### [Given passage]
==*==
KVM: vmx: speed up emulation of invalid guest state

About 25% of the time spent in emulation of invalid guest state
is wasted in checking whether emulation is required for the next
instruction.  However, this almost never changes except when a
segment register (or TR or LDTR) changes, or when there is a mode
transition (i.e. CR0 changes).

In fact, vmx_set_segment and vmx_set_cr0 already modify
vmx->emulation_required (except that the former for some reason
uses |= instead of just an assignment).  So there is no need to
call guest_state_valid in the emulation loop.

Emulation performance test results indicate 1650-2600 cycles
for common instructions, versus 2300-3200 before this patch on
a Sandy Bridge Xeon.

Signed-off-by: Paolo Bonzini <pbonzini@redhat.com>
diff --git a/arch/x86/kvm/vmx.c b/arch/x86/kvm/vmx.c
index 8748c2e..5c7bbde 100644
--- a/arch/x86/kvm/vmx.c
+++ b/arch/x86/kvm/vmx.c
@@ -3672,7 +3672,7 @@
 	vmcs_write32(sf->ar_bytes, vmx_segment_access_rights(var));
 
 out:
-	vmx->emulation_required |= emulation_required(vcpu);
+	vmx->emulation_required = emulation_required(vcpu);
 }
 
 static void vmx_get_cs_db_l_bits(struct kvm_vcpu *vcpu, int *db, int *l)
==*==
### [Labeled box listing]
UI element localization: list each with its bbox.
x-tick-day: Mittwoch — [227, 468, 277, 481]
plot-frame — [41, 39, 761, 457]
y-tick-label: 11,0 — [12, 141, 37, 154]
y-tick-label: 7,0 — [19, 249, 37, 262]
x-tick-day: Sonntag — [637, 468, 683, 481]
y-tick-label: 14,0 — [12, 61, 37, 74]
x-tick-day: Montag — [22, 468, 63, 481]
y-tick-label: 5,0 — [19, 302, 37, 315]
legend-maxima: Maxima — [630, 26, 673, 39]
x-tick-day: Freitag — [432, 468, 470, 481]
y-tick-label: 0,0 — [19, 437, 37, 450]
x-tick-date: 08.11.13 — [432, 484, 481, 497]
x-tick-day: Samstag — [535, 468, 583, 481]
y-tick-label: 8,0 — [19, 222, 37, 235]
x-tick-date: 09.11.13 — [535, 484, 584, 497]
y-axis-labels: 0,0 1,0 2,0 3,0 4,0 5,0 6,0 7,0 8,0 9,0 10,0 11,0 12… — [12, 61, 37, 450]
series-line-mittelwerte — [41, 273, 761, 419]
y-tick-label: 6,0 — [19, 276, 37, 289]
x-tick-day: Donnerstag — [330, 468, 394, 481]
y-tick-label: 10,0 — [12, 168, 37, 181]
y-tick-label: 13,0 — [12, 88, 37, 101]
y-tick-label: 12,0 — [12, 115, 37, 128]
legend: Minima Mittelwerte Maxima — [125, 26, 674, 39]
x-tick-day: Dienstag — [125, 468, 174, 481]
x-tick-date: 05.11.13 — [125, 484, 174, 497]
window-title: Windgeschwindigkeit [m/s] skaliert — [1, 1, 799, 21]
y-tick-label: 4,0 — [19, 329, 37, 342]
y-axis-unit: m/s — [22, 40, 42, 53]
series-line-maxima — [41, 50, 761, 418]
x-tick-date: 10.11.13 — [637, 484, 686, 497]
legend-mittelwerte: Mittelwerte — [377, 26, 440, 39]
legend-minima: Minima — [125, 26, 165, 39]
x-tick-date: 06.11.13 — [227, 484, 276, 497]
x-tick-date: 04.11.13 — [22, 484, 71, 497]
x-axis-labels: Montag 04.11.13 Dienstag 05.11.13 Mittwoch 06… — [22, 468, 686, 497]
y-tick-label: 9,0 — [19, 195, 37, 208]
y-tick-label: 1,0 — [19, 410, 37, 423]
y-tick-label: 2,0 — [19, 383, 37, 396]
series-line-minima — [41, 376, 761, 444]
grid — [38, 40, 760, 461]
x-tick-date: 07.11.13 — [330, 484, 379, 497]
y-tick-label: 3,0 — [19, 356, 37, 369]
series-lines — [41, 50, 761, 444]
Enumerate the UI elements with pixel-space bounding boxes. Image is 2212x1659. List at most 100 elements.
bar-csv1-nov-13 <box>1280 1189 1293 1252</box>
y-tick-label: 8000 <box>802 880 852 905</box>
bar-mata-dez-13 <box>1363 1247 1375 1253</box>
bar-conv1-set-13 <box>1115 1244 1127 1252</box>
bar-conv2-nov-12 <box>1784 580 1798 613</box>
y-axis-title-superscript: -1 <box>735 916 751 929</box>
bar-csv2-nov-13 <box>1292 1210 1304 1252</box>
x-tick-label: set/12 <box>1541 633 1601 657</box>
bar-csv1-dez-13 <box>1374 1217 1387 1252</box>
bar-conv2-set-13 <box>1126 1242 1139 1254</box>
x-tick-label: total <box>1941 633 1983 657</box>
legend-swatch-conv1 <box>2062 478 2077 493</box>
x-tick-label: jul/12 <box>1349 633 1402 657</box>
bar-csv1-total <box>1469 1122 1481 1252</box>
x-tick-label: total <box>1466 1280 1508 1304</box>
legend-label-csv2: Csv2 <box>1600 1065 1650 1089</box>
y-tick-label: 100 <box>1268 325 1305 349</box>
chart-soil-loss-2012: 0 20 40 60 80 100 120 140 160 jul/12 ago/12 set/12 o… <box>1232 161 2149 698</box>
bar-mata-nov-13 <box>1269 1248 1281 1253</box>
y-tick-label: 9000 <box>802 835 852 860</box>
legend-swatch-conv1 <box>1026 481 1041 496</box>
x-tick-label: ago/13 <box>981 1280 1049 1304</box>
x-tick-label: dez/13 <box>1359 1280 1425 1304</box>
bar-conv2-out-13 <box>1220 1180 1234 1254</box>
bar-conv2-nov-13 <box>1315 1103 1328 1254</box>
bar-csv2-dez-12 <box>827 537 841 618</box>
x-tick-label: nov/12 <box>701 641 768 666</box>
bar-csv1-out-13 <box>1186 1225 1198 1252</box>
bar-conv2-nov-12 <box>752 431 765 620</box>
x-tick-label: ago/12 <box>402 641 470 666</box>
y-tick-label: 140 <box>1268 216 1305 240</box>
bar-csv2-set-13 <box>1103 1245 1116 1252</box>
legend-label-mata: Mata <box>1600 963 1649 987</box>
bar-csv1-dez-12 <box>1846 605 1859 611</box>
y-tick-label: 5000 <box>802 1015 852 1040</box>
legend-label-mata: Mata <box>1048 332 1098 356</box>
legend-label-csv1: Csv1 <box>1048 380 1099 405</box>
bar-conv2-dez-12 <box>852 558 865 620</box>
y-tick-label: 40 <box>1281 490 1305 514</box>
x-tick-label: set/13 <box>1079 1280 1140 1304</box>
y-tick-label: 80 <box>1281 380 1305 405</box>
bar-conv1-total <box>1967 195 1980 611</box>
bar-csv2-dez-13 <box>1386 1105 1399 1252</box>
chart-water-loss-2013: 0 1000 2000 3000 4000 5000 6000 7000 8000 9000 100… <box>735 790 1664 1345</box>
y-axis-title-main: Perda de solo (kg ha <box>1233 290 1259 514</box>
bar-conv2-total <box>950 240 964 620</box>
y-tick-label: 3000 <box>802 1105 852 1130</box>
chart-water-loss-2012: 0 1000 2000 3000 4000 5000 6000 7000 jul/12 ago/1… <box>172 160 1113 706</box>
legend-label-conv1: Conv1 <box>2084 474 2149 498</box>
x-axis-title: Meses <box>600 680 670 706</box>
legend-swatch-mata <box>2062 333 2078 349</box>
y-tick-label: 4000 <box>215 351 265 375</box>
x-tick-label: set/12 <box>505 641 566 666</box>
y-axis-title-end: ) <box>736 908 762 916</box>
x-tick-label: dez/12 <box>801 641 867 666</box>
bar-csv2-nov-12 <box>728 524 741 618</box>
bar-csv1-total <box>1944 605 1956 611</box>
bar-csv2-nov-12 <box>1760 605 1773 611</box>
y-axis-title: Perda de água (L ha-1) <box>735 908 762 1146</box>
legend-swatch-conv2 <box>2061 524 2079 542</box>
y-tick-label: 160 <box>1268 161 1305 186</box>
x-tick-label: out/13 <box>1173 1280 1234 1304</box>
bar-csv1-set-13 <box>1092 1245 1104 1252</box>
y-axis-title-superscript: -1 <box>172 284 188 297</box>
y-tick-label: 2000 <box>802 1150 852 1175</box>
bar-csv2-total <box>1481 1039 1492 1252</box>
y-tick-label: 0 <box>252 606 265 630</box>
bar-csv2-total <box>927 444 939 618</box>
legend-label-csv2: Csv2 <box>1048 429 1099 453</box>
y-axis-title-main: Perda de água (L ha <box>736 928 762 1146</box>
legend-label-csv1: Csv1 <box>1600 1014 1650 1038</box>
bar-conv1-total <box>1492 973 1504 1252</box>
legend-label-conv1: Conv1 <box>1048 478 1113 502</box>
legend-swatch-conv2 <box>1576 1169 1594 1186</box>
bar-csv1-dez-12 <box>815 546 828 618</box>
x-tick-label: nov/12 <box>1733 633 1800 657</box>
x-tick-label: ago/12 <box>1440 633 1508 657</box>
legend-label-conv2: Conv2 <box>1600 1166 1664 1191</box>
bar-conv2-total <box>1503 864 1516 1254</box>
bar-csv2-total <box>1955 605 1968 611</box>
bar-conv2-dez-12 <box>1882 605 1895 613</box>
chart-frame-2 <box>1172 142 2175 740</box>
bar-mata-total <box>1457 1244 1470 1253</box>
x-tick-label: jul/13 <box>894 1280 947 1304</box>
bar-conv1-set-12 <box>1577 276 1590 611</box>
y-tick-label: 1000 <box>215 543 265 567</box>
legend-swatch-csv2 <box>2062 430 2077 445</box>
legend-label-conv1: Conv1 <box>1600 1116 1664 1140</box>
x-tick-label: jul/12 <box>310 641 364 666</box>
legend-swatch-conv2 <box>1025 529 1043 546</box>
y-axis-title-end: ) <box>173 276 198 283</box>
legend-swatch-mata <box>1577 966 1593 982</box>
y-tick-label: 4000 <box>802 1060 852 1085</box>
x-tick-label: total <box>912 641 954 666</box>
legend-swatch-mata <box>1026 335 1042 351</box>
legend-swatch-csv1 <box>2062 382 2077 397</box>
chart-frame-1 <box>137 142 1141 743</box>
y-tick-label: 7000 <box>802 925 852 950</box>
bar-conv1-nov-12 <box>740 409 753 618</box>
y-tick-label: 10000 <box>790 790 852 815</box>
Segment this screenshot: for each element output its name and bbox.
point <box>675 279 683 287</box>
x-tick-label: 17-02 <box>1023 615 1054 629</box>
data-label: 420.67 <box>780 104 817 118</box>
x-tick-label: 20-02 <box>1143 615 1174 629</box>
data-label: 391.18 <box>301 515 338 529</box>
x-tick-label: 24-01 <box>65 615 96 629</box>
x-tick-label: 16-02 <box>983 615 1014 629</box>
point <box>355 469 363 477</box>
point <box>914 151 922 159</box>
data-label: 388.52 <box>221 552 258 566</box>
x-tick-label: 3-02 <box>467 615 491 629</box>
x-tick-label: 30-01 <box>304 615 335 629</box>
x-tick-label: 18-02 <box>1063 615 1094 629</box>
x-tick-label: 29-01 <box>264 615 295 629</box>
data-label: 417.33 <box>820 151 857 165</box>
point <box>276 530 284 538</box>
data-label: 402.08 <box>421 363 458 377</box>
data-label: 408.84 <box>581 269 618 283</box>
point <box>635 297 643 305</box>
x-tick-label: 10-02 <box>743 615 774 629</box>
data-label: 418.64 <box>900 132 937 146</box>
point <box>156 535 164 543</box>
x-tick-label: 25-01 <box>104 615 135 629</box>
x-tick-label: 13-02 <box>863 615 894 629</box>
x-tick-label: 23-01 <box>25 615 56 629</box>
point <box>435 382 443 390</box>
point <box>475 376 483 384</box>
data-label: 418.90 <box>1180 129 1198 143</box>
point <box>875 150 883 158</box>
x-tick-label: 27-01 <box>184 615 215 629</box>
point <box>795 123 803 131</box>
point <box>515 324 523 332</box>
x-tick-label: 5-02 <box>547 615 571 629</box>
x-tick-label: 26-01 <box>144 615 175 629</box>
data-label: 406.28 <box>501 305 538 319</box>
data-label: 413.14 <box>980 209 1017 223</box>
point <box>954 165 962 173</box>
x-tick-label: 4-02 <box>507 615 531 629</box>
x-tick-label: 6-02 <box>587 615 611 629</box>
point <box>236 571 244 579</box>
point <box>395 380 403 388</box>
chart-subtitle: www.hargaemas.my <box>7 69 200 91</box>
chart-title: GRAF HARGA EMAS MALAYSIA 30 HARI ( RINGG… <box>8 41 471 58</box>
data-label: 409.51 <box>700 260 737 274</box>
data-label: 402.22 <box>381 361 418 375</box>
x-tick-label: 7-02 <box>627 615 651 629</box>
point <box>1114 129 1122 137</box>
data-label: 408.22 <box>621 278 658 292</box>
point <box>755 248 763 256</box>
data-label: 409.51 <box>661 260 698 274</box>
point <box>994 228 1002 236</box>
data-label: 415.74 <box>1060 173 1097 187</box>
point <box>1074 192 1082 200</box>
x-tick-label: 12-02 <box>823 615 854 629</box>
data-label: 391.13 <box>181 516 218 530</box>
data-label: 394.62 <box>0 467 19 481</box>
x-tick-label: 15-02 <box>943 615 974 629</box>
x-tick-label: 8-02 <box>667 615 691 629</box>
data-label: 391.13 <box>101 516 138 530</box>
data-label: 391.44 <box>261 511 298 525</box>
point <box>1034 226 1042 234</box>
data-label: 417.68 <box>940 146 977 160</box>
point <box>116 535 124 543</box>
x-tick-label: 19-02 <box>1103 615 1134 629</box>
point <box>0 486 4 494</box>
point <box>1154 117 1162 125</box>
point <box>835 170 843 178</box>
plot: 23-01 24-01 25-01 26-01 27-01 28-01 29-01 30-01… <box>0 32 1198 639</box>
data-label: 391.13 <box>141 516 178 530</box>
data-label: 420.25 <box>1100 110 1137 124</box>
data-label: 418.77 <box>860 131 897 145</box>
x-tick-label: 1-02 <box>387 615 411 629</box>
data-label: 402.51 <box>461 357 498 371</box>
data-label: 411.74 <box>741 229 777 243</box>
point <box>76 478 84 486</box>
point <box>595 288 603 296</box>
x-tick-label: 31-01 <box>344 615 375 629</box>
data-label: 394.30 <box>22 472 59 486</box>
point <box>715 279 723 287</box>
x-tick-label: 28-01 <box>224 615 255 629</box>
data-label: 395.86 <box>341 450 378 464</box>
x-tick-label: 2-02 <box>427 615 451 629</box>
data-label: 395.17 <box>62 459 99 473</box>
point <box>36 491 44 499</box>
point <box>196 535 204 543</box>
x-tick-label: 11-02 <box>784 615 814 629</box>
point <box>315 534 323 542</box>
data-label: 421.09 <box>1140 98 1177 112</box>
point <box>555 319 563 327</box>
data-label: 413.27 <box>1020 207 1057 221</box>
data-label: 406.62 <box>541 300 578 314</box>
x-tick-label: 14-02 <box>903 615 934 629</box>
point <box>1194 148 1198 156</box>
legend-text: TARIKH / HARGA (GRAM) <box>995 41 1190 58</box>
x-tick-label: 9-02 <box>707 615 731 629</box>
==*==
### [Stated task 1]
In the KVM patch, about what share of the time spent emulating invalid guest state goes to checking whether emulation is required for the next instruction?
### [Stated task 2]
Carry on with the KVM patch from the point where it stops.

### [Result 1]
About 25%.

### [Result 2]
@@ -5640,7 +5640,7 @@
 	cpu_exec_ctrl = vmcs_read32(CPU_BASED_VM_EXEC_CONTROL);
 	intr_window_requested = cpu_exec_ctrl & CPU_BASED_VIRTUAL_INTR_PENDING;
 
-	while (!guest_state_valid(vcpu) && count-- != 0) {
+	while (vmx->emulation_required && count-- != 0) {
 		if (intr_window_requested && vmx_interrupt_allowed(vcpu))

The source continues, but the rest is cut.